#### Entries shown ####

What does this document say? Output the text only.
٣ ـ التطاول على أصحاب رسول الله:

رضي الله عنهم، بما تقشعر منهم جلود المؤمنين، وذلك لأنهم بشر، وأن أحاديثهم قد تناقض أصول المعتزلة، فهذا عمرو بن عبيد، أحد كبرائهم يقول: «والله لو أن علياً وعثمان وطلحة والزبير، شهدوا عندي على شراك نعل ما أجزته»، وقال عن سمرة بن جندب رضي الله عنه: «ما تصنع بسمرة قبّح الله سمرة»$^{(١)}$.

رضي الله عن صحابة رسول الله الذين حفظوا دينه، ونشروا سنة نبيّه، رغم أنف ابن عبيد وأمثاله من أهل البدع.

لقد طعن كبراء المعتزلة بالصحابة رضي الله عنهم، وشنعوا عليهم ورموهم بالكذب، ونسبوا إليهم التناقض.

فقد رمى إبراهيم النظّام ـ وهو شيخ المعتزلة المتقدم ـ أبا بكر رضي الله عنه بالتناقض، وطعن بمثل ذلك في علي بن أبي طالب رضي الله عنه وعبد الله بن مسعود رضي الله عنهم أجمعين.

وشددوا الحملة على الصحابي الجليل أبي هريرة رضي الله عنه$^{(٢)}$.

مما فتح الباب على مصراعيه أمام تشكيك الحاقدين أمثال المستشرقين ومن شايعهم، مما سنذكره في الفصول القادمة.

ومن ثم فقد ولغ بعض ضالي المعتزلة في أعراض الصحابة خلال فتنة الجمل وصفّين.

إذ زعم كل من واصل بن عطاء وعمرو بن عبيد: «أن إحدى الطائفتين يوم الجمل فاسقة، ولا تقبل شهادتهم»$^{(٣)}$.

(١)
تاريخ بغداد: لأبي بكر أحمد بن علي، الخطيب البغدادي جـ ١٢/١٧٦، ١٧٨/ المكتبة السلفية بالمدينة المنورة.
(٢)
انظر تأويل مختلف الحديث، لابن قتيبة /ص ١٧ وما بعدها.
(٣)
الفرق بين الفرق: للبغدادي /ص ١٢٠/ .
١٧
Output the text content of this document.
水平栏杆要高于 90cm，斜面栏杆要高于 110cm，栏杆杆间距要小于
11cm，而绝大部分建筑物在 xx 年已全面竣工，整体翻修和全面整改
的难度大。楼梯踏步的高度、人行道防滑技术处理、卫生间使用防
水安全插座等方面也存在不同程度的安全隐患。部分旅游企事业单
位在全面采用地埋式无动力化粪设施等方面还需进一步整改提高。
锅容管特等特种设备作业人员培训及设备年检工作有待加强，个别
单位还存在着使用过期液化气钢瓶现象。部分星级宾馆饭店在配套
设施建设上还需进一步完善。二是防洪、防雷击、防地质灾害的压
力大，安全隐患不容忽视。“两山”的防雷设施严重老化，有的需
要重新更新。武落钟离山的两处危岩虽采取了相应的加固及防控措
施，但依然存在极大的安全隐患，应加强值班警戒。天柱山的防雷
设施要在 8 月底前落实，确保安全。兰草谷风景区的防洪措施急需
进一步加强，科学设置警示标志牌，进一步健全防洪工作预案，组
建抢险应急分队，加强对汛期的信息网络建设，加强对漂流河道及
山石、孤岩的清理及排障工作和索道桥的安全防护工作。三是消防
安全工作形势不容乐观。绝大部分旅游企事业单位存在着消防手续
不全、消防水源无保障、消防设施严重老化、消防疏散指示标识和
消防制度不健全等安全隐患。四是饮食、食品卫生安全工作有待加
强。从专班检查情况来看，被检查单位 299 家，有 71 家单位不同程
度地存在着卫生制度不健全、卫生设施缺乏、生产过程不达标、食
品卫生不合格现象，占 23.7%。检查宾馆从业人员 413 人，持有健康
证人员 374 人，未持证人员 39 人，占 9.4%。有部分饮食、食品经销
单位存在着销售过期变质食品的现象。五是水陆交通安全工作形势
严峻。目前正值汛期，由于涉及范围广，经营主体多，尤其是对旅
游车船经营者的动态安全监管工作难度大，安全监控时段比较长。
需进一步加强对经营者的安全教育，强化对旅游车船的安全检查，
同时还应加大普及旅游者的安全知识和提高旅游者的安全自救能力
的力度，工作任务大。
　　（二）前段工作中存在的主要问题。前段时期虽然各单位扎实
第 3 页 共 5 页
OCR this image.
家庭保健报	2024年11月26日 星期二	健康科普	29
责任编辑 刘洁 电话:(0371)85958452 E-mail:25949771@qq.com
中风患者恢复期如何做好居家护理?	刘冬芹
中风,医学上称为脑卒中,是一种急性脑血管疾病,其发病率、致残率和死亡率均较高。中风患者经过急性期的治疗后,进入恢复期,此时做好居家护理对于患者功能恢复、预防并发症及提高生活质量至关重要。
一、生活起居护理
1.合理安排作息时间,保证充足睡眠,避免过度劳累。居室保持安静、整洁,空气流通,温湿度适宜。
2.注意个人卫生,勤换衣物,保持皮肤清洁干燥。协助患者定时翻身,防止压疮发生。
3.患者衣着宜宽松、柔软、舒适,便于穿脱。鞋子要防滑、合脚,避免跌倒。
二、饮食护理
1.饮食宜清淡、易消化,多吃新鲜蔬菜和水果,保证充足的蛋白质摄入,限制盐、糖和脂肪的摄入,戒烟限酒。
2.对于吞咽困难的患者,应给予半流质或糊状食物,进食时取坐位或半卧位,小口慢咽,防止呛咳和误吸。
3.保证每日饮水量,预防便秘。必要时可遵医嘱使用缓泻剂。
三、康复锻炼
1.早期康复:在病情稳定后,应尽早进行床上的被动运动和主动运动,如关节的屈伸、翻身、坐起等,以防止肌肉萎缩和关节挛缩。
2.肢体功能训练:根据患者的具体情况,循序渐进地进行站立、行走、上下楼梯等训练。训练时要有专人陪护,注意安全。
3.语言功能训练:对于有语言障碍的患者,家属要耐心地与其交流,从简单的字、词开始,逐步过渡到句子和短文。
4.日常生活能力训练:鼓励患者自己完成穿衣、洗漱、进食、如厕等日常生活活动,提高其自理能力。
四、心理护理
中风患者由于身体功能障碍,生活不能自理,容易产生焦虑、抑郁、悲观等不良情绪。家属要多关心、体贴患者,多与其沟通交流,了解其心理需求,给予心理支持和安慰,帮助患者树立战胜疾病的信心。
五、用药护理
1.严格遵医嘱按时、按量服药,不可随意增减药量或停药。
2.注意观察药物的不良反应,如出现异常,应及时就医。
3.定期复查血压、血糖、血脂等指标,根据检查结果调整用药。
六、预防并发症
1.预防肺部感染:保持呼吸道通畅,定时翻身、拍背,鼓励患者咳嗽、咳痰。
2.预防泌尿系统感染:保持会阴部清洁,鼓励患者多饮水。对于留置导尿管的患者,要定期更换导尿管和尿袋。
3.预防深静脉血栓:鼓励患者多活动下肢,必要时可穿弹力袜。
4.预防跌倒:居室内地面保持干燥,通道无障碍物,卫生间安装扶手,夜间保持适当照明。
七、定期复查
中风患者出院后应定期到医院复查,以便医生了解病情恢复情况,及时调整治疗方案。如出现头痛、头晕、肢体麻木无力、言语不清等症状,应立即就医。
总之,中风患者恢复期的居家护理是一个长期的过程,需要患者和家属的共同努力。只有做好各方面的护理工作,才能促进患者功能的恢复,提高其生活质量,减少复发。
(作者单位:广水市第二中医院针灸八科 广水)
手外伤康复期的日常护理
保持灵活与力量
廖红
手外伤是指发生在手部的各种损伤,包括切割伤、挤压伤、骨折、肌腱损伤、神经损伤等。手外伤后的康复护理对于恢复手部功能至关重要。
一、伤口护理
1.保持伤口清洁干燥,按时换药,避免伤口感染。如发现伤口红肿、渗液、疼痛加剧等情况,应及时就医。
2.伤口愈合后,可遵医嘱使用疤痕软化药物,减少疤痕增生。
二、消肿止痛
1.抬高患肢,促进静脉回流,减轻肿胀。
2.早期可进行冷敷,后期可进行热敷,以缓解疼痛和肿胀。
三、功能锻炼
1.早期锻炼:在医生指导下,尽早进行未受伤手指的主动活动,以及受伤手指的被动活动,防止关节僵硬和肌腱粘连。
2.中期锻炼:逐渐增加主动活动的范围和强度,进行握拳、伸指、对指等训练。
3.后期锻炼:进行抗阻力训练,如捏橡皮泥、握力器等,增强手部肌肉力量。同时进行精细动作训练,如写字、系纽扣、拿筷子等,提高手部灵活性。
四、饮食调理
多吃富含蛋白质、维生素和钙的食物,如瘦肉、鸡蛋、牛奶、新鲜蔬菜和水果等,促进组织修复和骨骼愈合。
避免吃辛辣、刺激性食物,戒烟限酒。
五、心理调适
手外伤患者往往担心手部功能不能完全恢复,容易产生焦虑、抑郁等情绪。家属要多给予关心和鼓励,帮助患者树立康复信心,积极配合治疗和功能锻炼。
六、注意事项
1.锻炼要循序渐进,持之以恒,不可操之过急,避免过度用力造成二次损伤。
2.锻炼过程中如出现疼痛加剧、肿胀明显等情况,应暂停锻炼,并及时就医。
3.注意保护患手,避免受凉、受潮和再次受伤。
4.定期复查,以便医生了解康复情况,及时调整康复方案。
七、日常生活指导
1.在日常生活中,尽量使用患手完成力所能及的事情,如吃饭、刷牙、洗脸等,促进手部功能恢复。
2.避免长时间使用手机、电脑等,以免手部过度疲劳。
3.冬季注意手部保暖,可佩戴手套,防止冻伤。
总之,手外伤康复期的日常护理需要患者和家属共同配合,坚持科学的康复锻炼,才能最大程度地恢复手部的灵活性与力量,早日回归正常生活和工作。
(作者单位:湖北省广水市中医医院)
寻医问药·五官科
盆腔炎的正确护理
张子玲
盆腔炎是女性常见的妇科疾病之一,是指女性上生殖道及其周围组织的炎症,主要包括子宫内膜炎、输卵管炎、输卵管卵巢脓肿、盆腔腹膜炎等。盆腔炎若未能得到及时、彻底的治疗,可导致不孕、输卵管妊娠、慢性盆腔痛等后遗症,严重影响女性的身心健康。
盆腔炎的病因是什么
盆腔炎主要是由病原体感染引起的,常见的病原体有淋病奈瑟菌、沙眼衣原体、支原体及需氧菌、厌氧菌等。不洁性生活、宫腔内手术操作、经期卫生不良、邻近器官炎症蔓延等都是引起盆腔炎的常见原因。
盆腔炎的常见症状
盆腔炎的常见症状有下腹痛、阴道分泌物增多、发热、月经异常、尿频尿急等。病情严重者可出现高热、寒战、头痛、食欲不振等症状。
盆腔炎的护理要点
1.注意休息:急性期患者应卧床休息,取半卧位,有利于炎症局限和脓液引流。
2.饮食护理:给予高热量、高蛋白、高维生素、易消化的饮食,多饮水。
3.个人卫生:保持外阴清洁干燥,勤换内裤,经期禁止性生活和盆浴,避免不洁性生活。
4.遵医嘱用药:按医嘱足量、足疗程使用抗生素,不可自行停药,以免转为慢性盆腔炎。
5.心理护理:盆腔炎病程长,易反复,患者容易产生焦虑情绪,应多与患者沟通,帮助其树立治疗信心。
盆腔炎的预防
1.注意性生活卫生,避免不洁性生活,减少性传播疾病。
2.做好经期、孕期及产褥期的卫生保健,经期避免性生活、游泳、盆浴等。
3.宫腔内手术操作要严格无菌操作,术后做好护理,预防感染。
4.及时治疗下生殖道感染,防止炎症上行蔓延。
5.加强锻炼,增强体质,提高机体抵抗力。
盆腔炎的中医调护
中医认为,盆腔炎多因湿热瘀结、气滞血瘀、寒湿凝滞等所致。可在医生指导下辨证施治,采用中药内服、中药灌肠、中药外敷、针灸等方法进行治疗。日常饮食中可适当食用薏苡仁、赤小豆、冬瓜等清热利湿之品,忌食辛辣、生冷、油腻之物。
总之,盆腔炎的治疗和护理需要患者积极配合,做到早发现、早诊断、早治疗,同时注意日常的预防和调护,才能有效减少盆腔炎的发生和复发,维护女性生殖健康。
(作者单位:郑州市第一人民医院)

####

→ **Exercise brief**: Locate all lines holding the word "الجمل", then copy them out.

→ **Answer in full**:
ومن ثم فقد ولغ بعض ضالي المعتزلة في أعراض الصحابة خلال فتنة الجمل وصفّين.
إذ زعم كل من واصل بن عطاء وعمرو بن عبيد: «أن إحدى الطائفتين يوم الجمل فاسقة، ولا تقبل شهادتهم»$^{(٣)}$.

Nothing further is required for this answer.